▶ DATA LINES:
>>>>>

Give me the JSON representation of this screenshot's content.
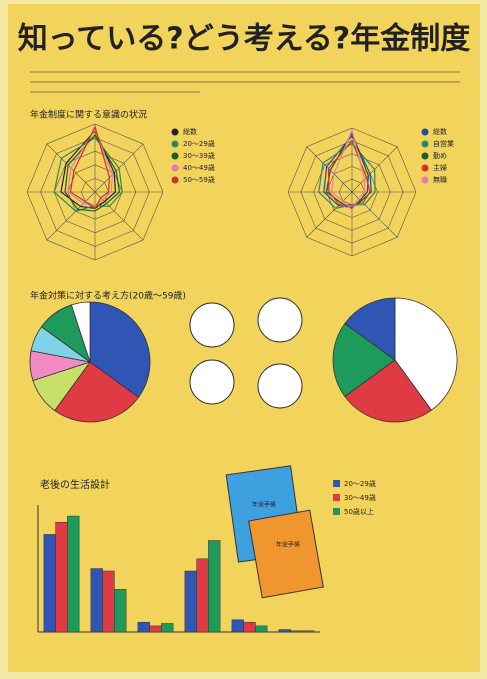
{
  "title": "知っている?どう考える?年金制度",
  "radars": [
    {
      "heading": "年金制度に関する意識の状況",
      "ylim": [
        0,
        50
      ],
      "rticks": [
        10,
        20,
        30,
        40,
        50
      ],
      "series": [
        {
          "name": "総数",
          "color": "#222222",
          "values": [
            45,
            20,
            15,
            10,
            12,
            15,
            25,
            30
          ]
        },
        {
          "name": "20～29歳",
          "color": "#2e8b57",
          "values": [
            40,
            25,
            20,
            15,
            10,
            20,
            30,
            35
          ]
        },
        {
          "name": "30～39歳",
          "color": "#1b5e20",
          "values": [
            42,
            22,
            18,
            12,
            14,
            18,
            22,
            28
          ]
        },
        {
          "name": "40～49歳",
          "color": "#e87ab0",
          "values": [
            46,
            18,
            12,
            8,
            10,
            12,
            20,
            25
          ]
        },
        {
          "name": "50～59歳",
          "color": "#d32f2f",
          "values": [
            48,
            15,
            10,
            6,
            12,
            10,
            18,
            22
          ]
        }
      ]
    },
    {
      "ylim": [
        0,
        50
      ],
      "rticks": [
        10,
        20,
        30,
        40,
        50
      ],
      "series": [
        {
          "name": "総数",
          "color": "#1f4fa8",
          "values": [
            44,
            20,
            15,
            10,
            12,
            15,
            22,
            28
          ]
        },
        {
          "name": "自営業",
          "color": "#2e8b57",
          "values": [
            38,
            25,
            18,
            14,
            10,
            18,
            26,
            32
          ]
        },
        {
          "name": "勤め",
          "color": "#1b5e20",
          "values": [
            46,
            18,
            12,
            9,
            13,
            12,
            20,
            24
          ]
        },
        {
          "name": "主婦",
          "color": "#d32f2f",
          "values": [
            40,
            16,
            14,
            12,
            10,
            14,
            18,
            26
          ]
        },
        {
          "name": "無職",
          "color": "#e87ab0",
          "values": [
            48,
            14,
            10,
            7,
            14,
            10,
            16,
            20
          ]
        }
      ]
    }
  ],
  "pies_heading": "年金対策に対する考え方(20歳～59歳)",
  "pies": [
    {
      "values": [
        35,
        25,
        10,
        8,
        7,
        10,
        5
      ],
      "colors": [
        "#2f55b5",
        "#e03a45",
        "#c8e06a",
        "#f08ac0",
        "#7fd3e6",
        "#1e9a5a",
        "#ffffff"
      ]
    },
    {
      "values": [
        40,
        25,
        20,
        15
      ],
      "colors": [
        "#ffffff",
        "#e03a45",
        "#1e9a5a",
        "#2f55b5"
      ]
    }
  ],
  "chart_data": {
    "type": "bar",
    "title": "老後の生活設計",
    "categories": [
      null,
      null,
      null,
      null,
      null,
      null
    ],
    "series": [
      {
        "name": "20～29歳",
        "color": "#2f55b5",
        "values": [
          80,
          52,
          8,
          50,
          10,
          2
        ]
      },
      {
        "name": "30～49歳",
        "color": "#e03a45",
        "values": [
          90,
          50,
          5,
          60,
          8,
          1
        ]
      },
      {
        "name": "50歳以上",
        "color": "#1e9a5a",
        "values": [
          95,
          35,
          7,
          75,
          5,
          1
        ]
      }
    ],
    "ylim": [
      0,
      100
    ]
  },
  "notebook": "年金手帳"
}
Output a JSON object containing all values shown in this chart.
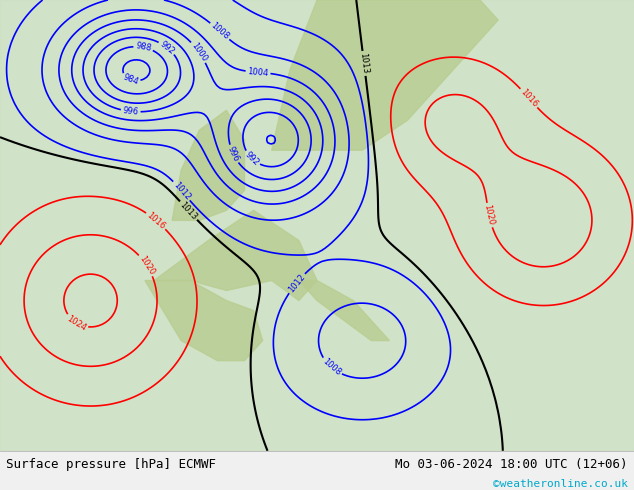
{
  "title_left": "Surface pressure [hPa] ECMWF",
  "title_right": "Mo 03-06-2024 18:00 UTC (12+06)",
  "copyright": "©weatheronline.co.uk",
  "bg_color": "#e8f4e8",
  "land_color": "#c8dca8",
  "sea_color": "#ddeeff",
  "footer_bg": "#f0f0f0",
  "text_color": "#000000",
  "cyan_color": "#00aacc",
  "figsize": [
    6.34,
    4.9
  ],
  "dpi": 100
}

<<<<<

▶ EXERCISE DESCRIPTION:
Across the entries, how many lines contain "this"? Reply with the number only.

▶ SOLUTION TO THE PROBLEM:
2